Data entries:
-- BEGIN --

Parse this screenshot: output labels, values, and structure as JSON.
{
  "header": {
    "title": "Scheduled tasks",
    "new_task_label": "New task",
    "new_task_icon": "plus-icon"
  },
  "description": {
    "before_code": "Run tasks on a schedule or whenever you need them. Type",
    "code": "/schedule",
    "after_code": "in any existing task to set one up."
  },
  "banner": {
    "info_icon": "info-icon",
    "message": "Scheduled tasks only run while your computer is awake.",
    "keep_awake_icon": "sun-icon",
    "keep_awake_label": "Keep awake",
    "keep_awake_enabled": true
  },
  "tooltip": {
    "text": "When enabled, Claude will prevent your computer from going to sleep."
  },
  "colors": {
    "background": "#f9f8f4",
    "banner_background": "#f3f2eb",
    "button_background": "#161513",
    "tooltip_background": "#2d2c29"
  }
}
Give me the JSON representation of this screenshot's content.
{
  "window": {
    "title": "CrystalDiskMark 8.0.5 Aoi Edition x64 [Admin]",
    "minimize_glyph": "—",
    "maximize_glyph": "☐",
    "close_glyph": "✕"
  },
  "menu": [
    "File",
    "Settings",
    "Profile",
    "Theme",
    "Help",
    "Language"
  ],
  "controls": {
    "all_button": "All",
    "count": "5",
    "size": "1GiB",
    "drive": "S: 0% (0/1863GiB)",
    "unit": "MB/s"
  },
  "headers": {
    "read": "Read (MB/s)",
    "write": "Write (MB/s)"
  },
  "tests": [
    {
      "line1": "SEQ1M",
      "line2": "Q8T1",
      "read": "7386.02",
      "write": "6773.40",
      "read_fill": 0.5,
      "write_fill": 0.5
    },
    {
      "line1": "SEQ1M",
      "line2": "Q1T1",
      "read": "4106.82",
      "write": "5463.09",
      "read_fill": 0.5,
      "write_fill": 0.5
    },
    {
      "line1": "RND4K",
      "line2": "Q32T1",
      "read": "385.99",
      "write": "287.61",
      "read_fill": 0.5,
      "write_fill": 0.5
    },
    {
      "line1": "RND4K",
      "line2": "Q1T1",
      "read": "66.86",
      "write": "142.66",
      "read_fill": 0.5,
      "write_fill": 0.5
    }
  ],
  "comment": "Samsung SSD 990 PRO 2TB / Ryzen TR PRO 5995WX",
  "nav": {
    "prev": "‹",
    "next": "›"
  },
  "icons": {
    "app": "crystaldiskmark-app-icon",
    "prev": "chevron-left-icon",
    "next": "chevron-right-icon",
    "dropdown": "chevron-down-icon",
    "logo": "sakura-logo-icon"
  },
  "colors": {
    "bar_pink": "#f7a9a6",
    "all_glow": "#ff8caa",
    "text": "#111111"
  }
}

-- END --

What is expected:
Return every line of the material exactly.

The completed task:
Parse this screenshot: output labels, values, and structure as JSON.
{
  "header": {
    "title": "Scheduled tasks",
    "new_task_label": "New task",
    "new_task_icon": "plus-icon"
  },
  "description": {
    "before_code": "Run tasks on a schedule or whenever you need them. Type",
    "code": "/schedule",
    "after_code": "in any existing task to set one up."
  },
  "banner": {
    "info_icon": "info-icon",
    "message": "Scheduled tasks only run while your computer is awake.",
    "keep_awake_icon": "sun-icon",
    "keep_awake_label": "Keep awake",
    "keep_awake_enabled": true
  },
  "tooltip": {
    "text": "When enabled, Claude will prevent your computer from going to sleep."
  },
  "colors": {
    "background": "#f9f8f4",
    "banner_background": "#f3f2eb",
    "button_background": "#161513",
    "tooltip_background": "#2d2c29"
  }
}
Give me the JSON representation of this screenshot's content.
{
  "window": {
    "title": "CrystalDiskMark 8.0.5 Aoi Edition x64 [Admin]",
    "minimize_glyph": "—",
    "maximize_glyph": "☐",
    "close_glyph": "✕"
  },
  "menu": [
    "File",
    "Settings",
    "Profile",
    "Theme",
    "Help",
    "Language"
  ],
  "controls": {
    "all_button": "All",
    "count": "5",
    "size": "1GiB",
    "drive": "S: 0% (0/1863GiB)",
    "unit": "MB/s"
  },
  "headers": {
    "read": "Read (MB/s)",
    "write": "Write (MB/s)"
  },
  "tests": [
    {
      "line1": "SEQ1M",
      "line2": "Q8T1",
      "read": "7386.02",
      "write": "6773.40",
      "read_fill": 0.5,
      "write_fill": 0.5
    },
    {
      "line1": "SEQ1M",
      "line2": "Q1T1",
      "read": "4106.82",
      "write": "5463.09",
      "read_fill": 0.5,
      "write_fill": 0.5
    },
    {
      "line1": "RND4K",
      "line2": "Q32T1",
      "read": "385.99",
      "write": "287.61",
      "read_fill": 0.5,
      "write_fill": 0.5
    },
    {
      "line1": "RND4K",
      "line2": "Q1T1",
      "read": "66.86",
      "write": "142.66",
      "read_fill": 0.5,
      "write_fill": 0.5
    }
  ],
  "comment": "Samsung SSD 990 PRO 2TB / Ryzen TR PRO 5995WX",
  "nav": {
    "prev": "‹",
    "next": "›"
  },
  "icons": {
    "app": "crystaldiskmark-app-icon",
    "prev": "chevron-left-icon",
    "next": "chevron-right-icon",
    "dropdown": "chevron-down-icon",
    "logo": "sakura-logo-icon"
  },
  "colors": {
    "bar_pink": "#f7a9a6",
    "all_glow": "#ff8caa",
    "text": "#111111"
  }
}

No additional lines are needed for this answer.